Exercise objective
Write out the data again in full, exactly as it reads.
==== Data for processing
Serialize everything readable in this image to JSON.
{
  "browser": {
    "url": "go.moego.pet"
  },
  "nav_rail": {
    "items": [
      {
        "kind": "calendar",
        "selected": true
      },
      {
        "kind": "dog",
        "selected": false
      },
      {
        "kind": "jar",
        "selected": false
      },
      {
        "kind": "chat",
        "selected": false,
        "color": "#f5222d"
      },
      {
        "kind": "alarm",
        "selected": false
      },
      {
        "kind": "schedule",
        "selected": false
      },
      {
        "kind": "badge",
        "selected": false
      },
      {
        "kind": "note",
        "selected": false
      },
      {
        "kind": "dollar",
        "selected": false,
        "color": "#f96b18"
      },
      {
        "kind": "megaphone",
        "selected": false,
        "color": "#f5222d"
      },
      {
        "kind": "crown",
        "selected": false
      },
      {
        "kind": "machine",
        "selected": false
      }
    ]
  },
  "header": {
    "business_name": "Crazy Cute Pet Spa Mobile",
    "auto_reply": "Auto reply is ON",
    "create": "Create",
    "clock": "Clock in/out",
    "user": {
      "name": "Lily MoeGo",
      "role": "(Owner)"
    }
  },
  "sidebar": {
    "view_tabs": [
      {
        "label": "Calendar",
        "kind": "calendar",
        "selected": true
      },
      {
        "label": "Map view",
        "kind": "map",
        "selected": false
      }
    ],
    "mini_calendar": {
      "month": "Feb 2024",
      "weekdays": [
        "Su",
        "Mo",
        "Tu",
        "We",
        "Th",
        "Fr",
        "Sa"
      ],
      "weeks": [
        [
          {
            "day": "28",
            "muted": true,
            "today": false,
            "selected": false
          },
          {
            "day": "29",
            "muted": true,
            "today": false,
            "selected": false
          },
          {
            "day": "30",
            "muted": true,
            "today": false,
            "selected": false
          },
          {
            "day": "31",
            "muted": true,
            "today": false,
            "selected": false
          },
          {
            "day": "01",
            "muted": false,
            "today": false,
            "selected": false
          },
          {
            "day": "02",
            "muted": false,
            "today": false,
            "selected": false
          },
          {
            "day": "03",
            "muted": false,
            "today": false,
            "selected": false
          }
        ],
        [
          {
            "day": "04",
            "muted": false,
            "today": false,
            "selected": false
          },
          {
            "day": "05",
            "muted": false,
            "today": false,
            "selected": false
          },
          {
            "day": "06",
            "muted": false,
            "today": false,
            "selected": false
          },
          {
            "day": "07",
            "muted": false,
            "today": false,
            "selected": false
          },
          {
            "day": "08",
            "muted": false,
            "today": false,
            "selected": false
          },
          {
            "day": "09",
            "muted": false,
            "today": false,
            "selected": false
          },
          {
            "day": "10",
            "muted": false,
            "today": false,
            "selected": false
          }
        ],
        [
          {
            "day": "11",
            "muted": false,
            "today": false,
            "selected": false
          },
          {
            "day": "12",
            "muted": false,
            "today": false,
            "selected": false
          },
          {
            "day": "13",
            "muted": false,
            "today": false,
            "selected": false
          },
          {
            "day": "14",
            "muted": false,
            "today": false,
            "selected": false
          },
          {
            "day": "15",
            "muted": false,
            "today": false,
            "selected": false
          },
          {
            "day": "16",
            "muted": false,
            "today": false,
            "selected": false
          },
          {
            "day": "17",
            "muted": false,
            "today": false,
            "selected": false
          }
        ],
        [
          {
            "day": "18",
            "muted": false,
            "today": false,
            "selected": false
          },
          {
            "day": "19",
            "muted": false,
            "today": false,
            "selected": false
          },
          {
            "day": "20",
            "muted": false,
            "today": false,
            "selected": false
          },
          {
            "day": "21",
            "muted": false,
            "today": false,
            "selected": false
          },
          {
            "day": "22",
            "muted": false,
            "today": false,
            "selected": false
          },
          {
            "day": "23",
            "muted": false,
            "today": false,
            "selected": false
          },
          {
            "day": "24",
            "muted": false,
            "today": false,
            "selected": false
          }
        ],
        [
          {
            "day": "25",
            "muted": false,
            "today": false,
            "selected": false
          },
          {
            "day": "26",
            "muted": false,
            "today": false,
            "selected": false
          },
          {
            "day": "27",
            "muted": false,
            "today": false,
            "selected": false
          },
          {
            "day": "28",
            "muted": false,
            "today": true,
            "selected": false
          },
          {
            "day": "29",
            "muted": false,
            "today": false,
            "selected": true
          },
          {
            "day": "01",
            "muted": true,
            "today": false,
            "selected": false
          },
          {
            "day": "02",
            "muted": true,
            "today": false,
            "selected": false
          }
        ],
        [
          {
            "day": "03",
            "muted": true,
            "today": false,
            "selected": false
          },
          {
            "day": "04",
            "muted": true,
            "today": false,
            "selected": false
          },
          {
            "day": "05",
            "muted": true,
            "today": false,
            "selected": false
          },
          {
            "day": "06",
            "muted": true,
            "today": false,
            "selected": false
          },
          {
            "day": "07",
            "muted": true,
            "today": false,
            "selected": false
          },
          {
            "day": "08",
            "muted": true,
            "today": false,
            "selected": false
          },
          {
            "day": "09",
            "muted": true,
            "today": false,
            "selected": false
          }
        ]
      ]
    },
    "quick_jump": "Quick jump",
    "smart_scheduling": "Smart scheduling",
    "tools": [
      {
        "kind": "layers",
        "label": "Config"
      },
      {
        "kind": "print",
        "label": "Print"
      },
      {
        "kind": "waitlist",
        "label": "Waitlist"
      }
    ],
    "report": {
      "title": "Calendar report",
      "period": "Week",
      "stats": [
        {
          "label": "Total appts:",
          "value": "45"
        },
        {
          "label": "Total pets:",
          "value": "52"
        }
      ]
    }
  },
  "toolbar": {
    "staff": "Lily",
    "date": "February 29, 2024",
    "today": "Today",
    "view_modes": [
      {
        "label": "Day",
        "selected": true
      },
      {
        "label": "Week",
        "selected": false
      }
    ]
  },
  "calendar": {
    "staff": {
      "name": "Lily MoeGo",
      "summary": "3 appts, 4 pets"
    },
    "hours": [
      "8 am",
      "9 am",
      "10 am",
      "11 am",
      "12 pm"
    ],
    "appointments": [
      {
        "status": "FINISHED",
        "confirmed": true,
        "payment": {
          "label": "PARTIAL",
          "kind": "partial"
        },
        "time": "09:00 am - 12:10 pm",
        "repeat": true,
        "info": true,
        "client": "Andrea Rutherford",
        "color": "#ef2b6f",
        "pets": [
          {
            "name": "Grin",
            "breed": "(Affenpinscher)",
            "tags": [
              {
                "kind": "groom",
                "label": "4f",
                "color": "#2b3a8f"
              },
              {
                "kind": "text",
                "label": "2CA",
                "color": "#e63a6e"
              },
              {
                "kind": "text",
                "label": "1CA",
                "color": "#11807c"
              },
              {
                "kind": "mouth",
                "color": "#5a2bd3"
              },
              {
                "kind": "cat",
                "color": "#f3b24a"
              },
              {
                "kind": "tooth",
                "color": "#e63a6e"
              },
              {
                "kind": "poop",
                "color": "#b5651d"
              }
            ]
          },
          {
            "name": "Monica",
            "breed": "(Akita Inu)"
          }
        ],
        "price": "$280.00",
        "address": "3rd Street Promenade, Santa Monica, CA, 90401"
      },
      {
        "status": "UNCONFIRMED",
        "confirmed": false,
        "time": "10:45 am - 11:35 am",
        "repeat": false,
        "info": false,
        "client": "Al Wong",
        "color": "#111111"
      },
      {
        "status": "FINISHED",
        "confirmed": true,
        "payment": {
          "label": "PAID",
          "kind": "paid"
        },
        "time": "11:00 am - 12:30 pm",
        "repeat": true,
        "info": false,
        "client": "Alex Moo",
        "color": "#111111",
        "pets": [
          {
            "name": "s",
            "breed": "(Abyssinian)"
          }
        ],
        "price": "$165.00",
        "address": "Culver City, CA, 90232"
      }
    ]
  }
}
========
Exercise answer
Serialize everything readable in this image to JSON.
{
  "browser": {
    "url": "go.moego.pet"
  },
  "nav_rail": {
    "items": [
      {
        "kind": "calendar",
        "selected": true
      },
      {
        "kind": "dog",
        "selected": false
      },
      {
        "kind": "jar",
        "selected": false
      },
      {
        "kind": "chat",
        "selected": false,
        "color": "#f5222d"
      },
      {
        "kind": "alarm",
        "selected": false
      },
      {
        "kind": "schedule",
        "selected": false
      },
      {
        "kind": "badge",
        "selected": false
      },
      {
        "kind": "note",
        "selected": false
      },
      {
        "kind": "dollar",
        "selected": false,
        "color": "#f96b18"
      },
      {
        "kind": "megaphone",
        "selected": false,
        "color": "#f5222d"
      },
      {
        "kind": "crown",
        "selected": false
      },
      {
        "kind": "machine",
        "selected": false
      }
    ]
  },
  "header": {
    "business_name": "Crazy Cute Pet Spa Mobile",
    "auto_reply": "Auto reply is ON",
    "create": "Create",
    "clock": "Clock in/out",
    "user": {
      "name": "Lily MoeGo",
      "role": "(Owner)"
    }
  },
  "sidebar": {
    "view_tabs": [
      {
        "label": "Calendar",
        "kind": "calendar",
        "selected": true
      },
      {
        "label": "Map view",
        "kind": "map",
        "selected": false
      }
    ],
    "mini_calendar": {
      "month": "Feb 2024",
      "weekdays": [
        "Su",
        "Mo",
        "Tu",
        "We",
        "Th",
        "Fr",
        "Sa"
      ],
      "weeks": [
        [
          {
            "day": "28",
            "muted": true,
            "today": false,
            "selected": false
          },
          {
            "day": "29",
            "muted": true,
            "today": false,
            "selected": false
          },
          {
            "day": "30",
            "muted": true,
            "today": false,
            "selected": false
          },
          {
            "day": "31",
            "muted": true,
            "today": false,
            "selected": false
          },
          {
            "day": "01",
            "muted": false,
            "today": false,
            "selected": false
          },
          {
            "day": "02",
            "muted": false,
            "today": false,
            "selected": false
          },
          {
            "day": "03",
            "muted": false,
            "today": false,
            "selected": false
          }
        ],
        [
          {
            "day": "04",
            "muted": false,
            "today": false,
            "selected": false
          },
          {
            "day": "05",
            "muted": false,
            "today": false,
            "selected": false
          },
          {
            "day": "06",
            "muted": false,
            "today": false,
            "selected": false
          },
          {
            "day": "07",
            "muted": false,
            "today": false,
            "selected": false
          },
          {
            "day": "08",
            "muted": false,
            "today": false,
            "selected": false
          },
          {
            "day": "09",
            "muted": false,
            "today": false,
            "selected": false
          },
          {
            "day": "10",
            "muted": false,
            "today": false,
            "selected": false
          }
        ],
        [
          {
            "day": "11",
            "muted": false,
            "today": false,
            "selected": false
          },
          {
            "day": "12",
            "muted": false,
            "today": false,
            "selected": false
          },
          {
            "day": "13",
            "muted": false,
            "today": false,
            "selected": false
          },
          {
            "day": "14",
            "muted": false,
            "today": false,
            "selected": false
          },
          {
            "day": "15",
            "muted": false,
            "today": false,
            "selected": false
          },
          {
            "day": "16",
            "muted": false,
            "today": false,
            "selected": false
          },
          {
            "day": "17",
            "muted": false,
            "today": false,
            "selected": false
          }
        ],
        [
          {
            "day": "18",
            "muted": false,
            "today": false,
            "selected": false
          },
          {
            "day": "19",
            "muted": false,
            "today": false,
            "selected": false
          },
          {
            "day": "20",
            "muted": false,
            "today": false,
            "selected": false
          },
          {
            "day": "21",
            "muted": false,
            "today": false,
            "selected": false
          },
          {
            "day": "22",
            "muted": false,
            "today": false,
            "selected": false
          },
          {
            "day": "23",
            "muted": false,
            "today": false,
            "selected": false
          },
          {
            "day": "24",
            "muted": false,
            "today": false,
            "selected": false
          }
        ],
        [
          {
            "day": "25",
            "muted": false,
            "today": false,
            "selected": false
          },
          {
            "day": "26",
            "muted": false,
            "today": false,
            "selected": false
          },
          {
            "day": "27",
            "muted": false,
            "today": false,
            "selected": false
          },
          {
            "day": "28",
            "muted": false,
            "today": true,
            "selected": false
          },
          {
            "day": "29",
            "muted": false,
            "today": false,
            "selected": true
          },
          {
            "day": "01",
            "muted": true,
            "today": false,
            "selected": false
          },
          {
            "day": "02",
            "muted": true,
            "today": false,
            "selected": false
          }
        ],
        [
          {
            "day": "03",
            "muted": true,
            "today": false,
            "selected": false
          },
          {
            "day": "04",
            "muted": true,
            "today": false,
            "selected": false
          },
          {
            "day": "05",
            "muted": true,
            "today": false,
            "selected": false
          },
          {
            "day": "06",
            "muted": true,
            "today": false,
            "selected": false
          },
          {
            "day": "07",
            "muted": true,
            "today": false,
            "selected": false
          },
          {
            "day": "08",
            "muted": true,
            "today": false,
            "selected": false
          },
          {
            "day": "09",
            "muted": true,
            "today": false,
            "selected": false
          }
        ]
      ]
    },
    "quick_jump": "Quick jump",
    "smart_scheduling": "Smart scheduling",
    "tools": [
      {
        "kind": "layers",
        "label": "Config"
      },
      {
        "kind": "print",
        "label": "Print"
      },
      {
        "kind": "waitlist",
        "label": "Waitlist"
      }
    ],
    "report": {
      "title": "Calendar report",
      "period": "Week",
      "stats": [
        {
          "label": "Total appts:",
          "value": "45"
        },
        {
          "label": "Total pets:",
          "value": "52"
        }
      ]
    }
  },
  "toolbar": {
    "staff": "Lily",
    "date": "February 29, 2024",
    "today": "Today",
    "view_modes": [
      {
        "label": "Day",
        "selected": true
      },
      {
        "label": "Week",
        "selected": false
      }
    ]
  },
  "calendar": {
    "staff": {
      "name": "Lily MoeGo",
      "summary": "3 appts, 4 pets"
    },
    "hours": [
      "8 am",
      "9 am",
      "10 am",
      "11 am",
      "12 pm"
    ],
    "appointments": [
      {
        "status": "FINISHED",
        "confirmed": true,
        "payment": {
          "label": "PARTIAL",
          "kind": "partial"
        },
        "time": "09:00 am - 12:10 pm",
        "repeat": true,
        "info": true,
        "client": "Andrea Rutherford",
        "color": "#ef2b6f",
        "pets": [
          {
            "name": "Grin",
            "breed": "(Affenpinscher)",
            "tags": [
              {
                "kind": "groom",
                "label": "4f",
                "color": "#2b3a8f"
              },
              {
                "kind": "text",
                "label": "2CA",
                "color": "#e63a6e"
              },
              {
                "kind": "text",
                "label": "1CA",
                "color": "#11807c"
              },
              {
                "kind": "mouth",
                "color": "#5a2bd3"
              },
              {
                "kind": "cat",
                "color": "#f3b24a"
              },
              {
                "kind": "tooth",
                "color": "#e63a6e"
              },
              {
                "kind": "poop",
                "color": "#b5651d"
              }
            ]
          },
          {
            "name": "Monica",
            "breed": "(Akita Inu)"
          }
        ],
        "price": "$280.00",
        "address": "3rd Street Promenade, Santa Monica, CA, 90401"
      },
      {
        "status": "UNCONFIRMED",
        "confirmed": false,
        "time": "10:45 am - 11:35 am",
        "repeat": false,
        "info": false,
        "client": "Al Wong",
        "color": "#111111"
      },
      {
        "status": "FINISHED",
        "confirmed": true,
        "payment": {
          "label": "PAID",
          "kind": "paid"
        },
        "time": "11:00 am - 12:30 pm",
        "repeat": true,
        "info": false,
        "client": "Alex Moo",
        "color": "#111111",
        "pets": [
          {
            "name": "s",
            "breed": "(Abyssinian)"
          }
        ],
        "price": "$165.00",
        "address": "Culver City, CA, 90232"
      }
    ]
  }
}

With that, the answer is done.